═════ DATA PROVIDED ═════
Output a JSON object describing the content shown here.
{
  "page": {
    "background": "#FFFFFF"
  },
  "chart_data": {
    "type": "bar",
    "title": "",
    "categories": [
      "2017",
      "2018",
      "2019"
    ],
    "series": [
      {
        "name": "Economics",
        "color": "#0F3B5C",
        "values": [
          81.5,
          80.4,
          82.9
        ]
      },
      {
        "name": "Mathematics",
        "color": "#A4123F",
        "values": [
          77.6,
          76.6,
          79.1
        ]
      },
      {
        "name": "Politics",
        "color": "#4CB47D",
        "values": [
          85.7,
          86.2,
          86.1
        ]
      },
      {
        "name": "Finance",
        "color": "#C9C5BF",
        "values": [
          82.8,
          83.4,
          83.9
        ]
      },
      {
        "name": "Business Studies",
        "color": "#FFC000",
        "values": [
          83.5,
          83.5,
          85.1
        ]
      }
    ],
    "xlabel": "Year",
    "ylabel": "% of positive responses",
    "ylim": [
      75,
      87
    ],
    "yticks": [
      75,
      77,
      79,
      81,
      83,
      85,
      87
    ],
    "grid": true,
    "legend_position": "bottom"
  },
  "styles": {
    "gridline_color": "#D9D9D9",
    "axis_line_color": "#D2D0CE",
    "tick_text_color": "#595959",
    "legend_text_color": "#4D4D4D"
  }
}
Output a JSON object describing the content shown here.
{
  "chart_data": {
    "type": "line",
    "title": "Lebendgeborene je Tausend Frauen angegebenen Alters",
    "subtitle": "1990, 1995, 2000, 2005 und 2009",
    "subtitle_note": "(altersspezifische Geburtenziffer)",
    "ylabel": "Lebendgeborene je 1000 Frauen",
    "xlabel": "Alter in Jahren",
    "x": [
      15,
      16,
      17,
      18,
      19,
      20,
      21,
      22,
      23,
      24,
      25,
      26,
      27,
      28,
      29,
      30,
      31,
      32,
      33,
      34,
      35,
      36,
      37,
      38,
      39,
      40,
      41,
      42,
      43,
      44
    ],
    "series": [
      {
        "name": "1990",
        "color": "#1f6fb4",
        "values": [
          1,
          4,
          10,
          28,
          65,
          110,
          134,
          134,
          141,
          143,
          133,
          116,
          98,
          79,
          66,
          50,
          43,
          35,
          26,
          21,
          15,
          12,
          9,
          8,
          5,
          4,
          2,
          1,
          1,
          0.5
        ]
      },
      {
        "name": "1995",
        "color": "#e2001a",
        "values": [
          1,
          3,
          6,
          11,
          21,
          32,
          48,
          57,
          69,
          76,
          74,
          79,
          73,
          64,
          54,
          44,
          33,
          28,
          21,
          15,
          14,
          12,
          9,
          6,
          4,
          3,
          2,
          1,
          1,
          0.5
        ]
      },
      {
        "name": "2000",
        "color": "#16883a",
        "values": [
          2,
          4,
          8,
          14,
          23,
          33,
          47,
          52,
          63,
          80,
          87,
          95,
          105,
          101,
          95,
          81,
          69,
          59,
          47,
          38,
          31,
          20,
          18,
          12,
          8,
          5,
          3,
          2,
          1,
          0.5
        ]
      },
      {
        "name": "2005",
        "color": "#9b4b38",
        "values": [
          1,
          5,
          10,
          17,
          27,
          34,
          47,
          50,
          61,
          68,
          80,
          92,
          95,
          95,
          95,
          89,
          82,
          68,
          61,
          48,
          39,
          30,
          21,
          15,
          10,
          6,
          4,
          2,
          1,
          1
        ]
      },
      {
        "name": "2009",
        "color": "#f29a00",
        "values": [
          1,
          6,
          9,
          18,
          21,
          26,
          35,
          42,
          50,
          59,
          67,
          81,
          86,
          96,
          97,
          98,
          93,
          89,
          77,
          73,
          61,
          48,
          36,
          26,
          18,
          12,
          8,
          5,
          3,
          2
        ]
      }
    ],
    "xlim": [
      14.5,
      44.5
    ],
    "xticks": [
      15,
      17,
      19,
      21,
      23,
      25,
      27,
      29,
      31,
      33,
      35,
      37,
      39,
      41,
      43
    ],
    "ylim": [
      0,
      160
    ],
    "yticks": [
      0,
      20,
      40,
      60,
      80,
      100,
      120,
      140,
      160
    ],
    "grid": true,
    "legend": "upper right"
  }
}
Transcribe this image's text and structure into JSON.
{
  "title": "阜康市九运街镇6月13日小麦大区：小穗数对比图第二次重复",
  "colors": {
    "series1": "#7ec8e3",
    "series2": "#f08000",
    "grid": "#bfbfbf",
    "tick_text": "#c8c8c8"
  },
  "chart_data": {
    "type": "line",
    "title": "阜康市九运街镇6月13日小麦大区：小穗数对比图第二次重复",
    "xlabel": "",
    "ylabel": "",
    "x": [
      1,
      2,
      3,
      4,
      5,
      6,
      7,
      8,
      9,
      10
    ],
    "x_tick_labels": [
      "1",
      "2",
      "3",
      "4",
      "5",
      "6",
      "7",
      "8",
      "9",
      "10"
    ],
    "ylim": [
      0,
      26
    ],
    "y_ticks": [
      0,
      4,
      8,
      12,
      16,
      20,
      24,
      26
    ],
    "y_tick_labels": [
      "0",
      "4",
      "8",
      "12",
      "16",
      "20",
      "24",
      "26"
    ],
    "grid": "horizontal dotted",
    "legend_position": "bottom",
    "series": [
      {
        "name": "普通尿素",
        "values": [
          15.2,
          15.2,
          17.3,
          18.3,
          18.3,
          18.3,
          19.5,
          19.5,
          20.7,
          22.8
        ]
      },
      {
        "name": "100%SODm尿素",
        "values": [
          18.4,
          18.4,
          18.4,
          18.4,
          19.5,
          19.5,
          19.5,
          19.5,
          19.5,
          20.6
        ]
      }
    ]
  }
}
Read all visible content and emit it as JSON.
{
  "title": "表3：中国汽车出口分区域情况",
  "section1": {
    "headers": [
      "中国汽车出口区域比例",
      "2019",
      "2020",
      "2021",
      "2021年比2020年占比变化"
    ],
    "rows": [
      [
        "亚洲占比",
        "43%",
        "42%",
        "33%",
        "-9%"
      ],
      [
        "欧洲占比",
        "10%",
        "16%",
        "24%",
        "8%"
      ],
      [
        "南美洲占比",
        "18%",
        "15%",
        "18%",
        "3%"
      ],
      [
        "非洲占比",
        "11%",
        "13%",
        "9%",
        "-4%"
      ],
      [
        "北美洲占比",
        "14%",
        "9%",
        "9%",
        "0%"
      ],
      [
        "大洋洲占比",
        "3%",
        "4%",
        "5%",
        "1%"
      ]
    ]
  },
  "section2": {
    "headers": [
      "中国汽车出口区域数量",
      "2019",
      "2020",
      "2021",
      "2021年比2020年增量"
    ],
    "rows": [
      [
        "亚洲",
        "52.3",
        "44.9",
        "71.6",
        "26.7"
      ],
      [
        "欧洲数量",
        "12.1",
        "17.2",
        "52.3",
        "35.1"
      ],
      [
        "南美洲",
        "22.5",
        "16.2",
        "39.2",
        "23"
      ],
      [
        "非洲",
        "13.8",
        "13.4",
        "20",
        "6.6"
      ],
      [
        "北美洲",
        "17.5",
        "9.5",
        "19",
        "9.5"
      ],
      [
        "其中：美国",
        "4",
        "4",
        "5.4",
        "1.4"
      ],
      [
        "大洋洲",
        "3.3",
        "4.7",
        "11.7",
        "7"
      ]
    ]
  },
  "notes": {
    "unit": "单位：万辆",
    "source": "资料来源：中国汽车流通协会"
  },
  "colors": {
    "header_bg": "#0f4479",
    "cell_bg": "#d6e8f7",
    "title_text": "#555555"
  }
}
═════
#### [DIRECTION]
Extract the full listing above without alteration.

#### [RESULT]
Output a JSON object describing the content shown here.
{
  "page": {
    "background": "#FFFFFF"
  },
  "chart_data": {
    "type": "bar",
    "title": "",
    "categories": [
      "2017",
      "2018",
      "2019"
    ],
    "series": [
      {
        "name": "Economics",
        "color": "#0F3B5C",
        "values": [
          81.5,
          80.4,
          82.9
        ]
      },
      {
        "name": "Mathematics",
        "color": "#A4123F",
        "values": [
          77.6,
          76.6,
          79.1
        ]
      },
      {
        "name": "Politics",
        "color": "#4CB47D",
        "values": [
          85.7,
          86.2,
          86.1
        ]
      },
      {
        "name": "Finance",
        "color": "#C9C5BF",
        "values": [
          82.8,
          83.4,
          83.9
        ]
      },
      {
        "name": "Business Studies",
        "color": "#FFC000",
        "values": [
          83.5,
          83.5,
          85.1
        ]
      }
    ],
    "xlabel": "Year",
    "ylabel": "% of positive responses",
    "ylim": [
      75,
      87
    ],
    "yticks": [
      75,
      77,
      79,
      81,
      83,
      85,
      87
    ],
    "grid": true,
    "legend_position": "bottom"
  },
  "styles": {
    "gridline_color": "#D9D9D9",
    "axis_line_color": "#D2D0CE",
    "tick_text_color": "#595959",
    "legend_text_color": "#4D4D4D"
  }
}
Output a JSON object describing the content shown here.
{
  "chart_data": {
    "type": "line",
    "title": "Lebendgeborene je Tausend Frauen angegebenen Alters",
    "subtitle": "1990, 1995, 2000, 2005 und 2009",
    "subtitle_note": "(altersspezifische Geburtenziffer)",
    "ylabel": "Lebendgeborene je 1000 Frauen",
    "xlabel": "Alter in Jahren",
    "x": [
      15,
      16,
      17,
      18,
      19,
      20,
      21,
      22,
      23,
      24,
      25,
      26,
      27,
      28,
      29,
      30,
      31,
      32,
      33,
      34,
      35,
      36,
      37,
      38,
      39,
      40,
      41,
      42,
      43,
      44
    ],
    "series": [
      {
        "name": "1990",
        "color": "#1f6fb4",
        "values": [
          1,
          4,
          10,
          28,
          65,
          110,
          134,
          134,
          141,
          143,
          133,
          116,
          98,
          79,
          66,
          50,
          43,
          35,
          26,
          21,
          15,
          12,
          9,
          8,
          5,
          4,
          2,
          1,
          1,
          0.5
        ]
      },
      {
        "name": "1995",
        "color": "#e2001a",
        "values": [
          1,
          3,
          6,
          11,
          21,
          32,
          48,
          57,
          69,
          76,
          74,
          79,
          73,
          64,
          54,
          44,
          33,
          28,
          21,
          15,
          14,
          12,
          9,
          6,
          4,
          3,
          2,
          1,
          1,
          0.5
        ]
      },
      {
        "name": "2000",
        "color": "#16883a",
        "values": [
          2,
          4,
          8,
          14,
          23,
          33,
          47,
          52,
          63,
          80,
          87,
          95,
          105,
          101,
          95,
          81,
          69,
          59,
          47,
          38,
          31,
          20,
          18,
          12,
          8,
          5,
          3,
          2,
          1,
          0.5
        ]
      },
      {
        "name": "2005",
        "color": "#9b4b38",
        "values": [
          1,
          5,
          10,
          17,
          27,
          34,
          47,
          50,
          61,
          68,
          80,
          92,
          95,
          95,
          95,
          89,
          82,
          68,
          61,
          48,
          39,
          30,
          21,
          15,
          10,
          6,
          4,
          2,
          1,
          1
        ]
      },
      {
        "name": "2009",
        "color": "#f29a00",
        "values": [
          1,
          6,
          9,
          18,
          21,
          26,
          35,
          42,
          50,
          59,
          67,
          81,
          86,
          96,
          97,
          98,
          93,
          89,
          77,
          73,
          61,
          48,
          36,
          26,
          18,
          12,
          8,
          5,
          3,
          2
        ]
      }
    ],
    "xlim": [
      14.5,
      44.5
    ],
    "xticks": [
      15,
      17,
      19,
      21,
      23,
      25,
      27,
      29,
      31,
      33,
      35,
      37,
      39,
      41,
      43
    ],
    "ylim": [
      0,
      160
    ],
    "yticks": [
      0,
      20,
      40,
      60,
      80,
      100,
      120,
      140,
      160
    ],
    "grid": true,
    "legend": "upper right"
  }
}
Transcribe this image's text and structure into JSON.
{
  "title": "阜康市九运街镇6月13日小麦大区：小穗数对比图第二次重复",
  "colors": {
    "series1": "#7ec8e3",
    "series2": "#f08000",
    "grid": "#bfbfbf",
    "tick_text": "#c8c8c8"
  },
  "chart_data": {
    "type": "line",
    "title": "阜康市九运街镇6月13日小麦大区：小穗数对比图第二次重复",
    "xlabel": "",
    "ylabel": "",
    "x": [
      1,
      2,
      3,
      4,
      5,
      6,
      7,
      8,
      9,
      10
    ],
    "x_tick_labels": [
      "1",
      "2",
      "3",
      "4",
      "5",
      "6",
      "7",
      "8",
      "9",
      "10"
    ],
    "ylim": [
      0,
      26
    ],
    "y_ticks": [
      0,
      4,
      8,
      12,
      16,
      20,
      24,
      26
    ],
    "y_tick_labels": [
      "0",
      "4",
      "8",
      "12",
      "16",
      "20",
      "24",
      "26"
    ],
    "grid": "horizontal dotted",
    "legend_position": "bottom",
    "series": [
      {
        "name": "普通尿素",
        "values": [
          15.2,
          15.2,
          17.3,
          18.3,
          18.3,
          18.3,
          19.5,
          19.5,
          20.7,
          22.8
        ]
      },
      {
        "name": "100%SODm尿素",
        "values": [
          18.4,
          18.4,
          18.4,
          18.4,
          19.5,
          19.5,
          19.5,
          19.5,
          19.5,
          20.6
        ]
      }
    ]
  }
}
Read all visible content and emit it as JSON.
{
  "title": "表3：中国汽车出口分区域情况",
  "section1": {
    "headers": [
      "中国汽车出口区域比例",
      "2019",
      "2020",
      "2021",
      "2021年比2020年占比变化"
    ],
    "rows": [
      [
        "亚洲占比",
        "43%",
        "42%",
        "33%",
        "-9%"
      ],
      [
        "欧洲占比",
        "10%",
        "16%",
        "24%",
        "8%"
      ],
      [
        "南美洲占比",
        "18%",
        "15%",
        "18%",
        "3%"
      ],
      [
        "非洲占比",
        "11%",
        "13%",
        "9%",
        "-4%"
      ],
      [
        "北美洲占比",
        "14%",
        "9%",
        "9%",
        "0%"
      ],
      [
        "大洋洲占比",
        "3%",
        "4%",
        "5%",
        "1%"
      ]
    ]
  },
  "section2": {
    "headers": [
      "中国汽车出口区域数量",
      "2019",
      "2020",
      "2021",
      "2021年比2020年增量"
    ],
    "rows": [
      [
        "亚洲",
        "52.3",
        "44.9",
        "71.6",
        "26.7"
      ],
      [
        "欧洲数量",
        "12.1",
        "17.2",
        "52.3",
        "35.1"
      ],
      [
        "南美洲",
        "22.5",
        "16.2",
        "39.2",
        "23"
      ],
      [
        "非洲",
        "13.8",
        "13.4",
        "20",
        "6.6"
      ],
      [
        "北美洲",
        "17.5",
        "9.5",
        "19",
        "9.5"
      ],
      [
        "其中：美国",
        "4",
        "4",
        "5.4",
        "1.4"
      ],
      [
        "大洋洲",
        "3.3",
        "4.7",
        "11.7",
        "7"
      ]
    ]
  },
  "notes": {
    "unit": "单位：万辆",
    "source": "资料来源：中国汽车流通协会"
  },
  "colors": {
    "header_bg": "#0f4479",
    "cell_bg": "#d6e8f7",
    "title_text": "#555555"
  }
}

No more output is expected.